Please list all lines of the material below in which the string "icon" occurs.

### DATA SUPPLIED:
┏━━
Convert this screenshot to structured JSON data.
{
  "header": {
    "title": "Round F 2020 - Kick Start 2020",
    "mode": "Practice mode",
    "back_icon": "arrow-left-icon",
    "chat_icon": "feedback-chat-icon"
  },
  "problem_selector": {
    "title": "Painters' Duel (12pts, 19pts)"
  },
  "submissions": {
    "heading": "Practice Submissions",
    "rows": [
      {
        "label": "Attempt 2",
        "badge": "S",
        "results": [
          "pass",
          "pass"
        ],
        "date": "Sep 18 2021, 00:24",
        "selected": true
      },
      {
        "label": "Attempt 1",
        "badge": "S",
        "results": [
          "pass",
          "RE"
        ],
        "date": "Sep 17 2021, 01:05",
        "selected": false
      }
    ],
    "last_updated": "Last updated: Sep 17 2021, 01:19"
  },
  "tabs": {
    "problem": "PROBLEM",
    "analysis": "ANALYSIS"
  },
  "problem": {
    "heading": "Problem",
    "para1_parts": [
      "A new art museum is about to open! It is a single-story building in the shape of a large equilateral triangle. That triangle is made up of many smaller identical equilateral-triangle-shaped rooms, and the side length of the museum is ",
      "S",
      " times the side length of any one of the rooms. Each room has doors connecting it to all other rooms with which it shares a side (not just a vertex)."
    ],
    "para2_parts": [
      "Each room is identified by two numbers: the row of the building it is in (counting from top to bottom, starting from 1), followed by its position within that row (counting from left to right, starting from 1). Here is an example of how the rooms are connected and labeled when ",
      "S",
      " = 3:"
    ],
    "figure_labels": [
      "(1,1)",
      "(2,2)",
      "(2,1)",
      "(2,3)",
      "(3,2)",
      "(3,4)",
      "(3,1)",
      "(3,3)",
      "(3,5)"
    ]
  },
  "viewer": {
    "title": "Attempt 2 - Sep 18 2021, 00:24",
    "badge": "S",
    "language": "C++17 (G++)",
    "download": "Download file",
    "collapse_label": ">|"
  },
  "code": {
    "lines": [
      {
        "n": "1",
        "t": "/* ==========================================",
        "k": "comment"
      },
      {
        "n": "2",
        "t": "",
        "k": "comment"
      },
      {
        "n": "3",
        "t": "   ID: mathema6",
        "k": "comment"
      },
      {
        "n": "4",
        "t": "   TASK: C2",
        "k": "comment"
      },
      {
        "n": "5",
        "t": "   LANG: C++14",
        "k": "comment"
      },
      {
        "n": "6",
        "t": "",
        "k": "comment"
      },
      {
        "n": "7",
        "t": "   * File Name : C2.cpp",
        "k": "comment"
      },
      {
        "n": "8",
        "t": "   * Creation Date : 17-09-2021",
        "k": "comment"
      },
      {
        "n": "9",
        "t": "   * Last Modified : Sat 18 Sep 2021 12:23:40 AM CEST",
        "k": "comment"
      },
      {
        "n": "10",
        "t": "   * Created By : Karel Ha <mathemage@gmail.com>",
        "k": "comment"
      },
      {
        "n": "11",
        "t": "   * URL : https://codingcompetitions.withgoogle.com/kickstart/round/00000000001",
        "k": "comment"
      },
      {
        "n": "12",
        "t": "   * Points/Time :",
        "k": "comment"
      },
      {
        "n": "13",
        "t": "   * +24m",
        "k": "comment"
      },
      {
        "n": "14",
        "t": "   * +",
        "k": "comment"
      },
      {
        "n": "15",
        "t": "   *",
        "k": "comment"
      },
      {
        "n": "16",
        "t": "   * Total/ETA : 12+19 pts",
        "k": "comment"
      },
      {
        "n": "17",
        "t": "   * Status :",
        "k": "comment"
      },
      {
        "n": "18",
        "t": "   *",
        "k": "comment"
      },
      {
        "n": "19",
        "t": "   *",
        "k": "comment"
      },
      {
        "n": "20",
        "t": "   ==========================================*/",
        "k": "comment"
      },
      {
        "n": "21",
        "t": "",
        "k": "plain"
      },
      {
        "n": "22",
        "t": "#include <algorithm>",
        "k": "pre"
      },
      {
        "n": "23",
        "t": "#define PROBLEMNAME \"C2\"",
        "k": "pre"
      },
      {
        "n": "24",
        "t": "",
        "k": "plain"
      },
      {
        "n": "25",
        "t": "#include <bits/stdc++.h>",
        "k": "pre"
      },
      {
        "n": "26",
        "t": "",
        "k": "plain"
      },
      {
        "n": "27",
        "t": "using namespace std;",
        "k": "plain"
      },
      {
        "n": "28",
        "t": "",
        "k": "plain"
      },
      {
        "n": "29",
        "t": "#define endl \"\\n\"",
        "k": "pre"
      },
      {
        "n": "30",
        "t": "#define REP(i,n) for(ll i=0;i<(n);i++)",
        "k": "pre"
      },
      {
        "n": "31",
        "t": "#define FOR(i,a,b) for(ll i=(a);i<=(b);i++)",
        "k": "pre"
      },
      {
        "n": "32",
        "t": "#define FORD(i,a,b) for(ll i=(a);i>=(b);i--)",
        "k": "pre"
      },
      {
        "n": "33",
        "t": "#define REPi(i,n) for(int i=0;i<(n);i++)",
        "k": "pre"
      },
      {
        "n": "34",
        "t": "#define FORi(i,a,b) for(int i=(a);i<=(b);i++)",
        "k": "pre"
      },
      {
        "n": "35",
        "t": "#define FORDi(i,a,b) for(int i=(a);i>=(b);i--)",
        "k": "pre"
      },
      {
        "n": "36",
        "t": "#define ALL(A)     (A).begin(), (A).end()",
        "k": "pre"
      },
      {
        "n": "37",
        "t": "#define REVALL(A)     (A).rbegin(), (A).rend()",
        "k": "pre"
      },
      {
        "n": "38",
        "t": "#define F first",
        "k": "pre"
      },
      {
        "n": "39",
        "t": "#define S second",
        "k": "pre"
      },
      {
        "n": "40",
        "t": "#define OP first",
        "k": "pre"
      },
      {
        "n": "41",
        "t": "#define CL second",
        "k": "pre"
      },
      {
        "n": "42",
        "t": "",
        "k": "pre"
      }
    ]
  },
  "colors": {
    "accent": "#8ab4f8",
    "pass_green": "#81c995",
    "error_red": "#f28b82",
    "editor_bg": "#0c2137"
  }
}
┗━━
### ANSWER FOR THIS EXERCISE:
    "back_icon": "arrow-left-icon",
    "chat_icon": "feedback-chat-icon"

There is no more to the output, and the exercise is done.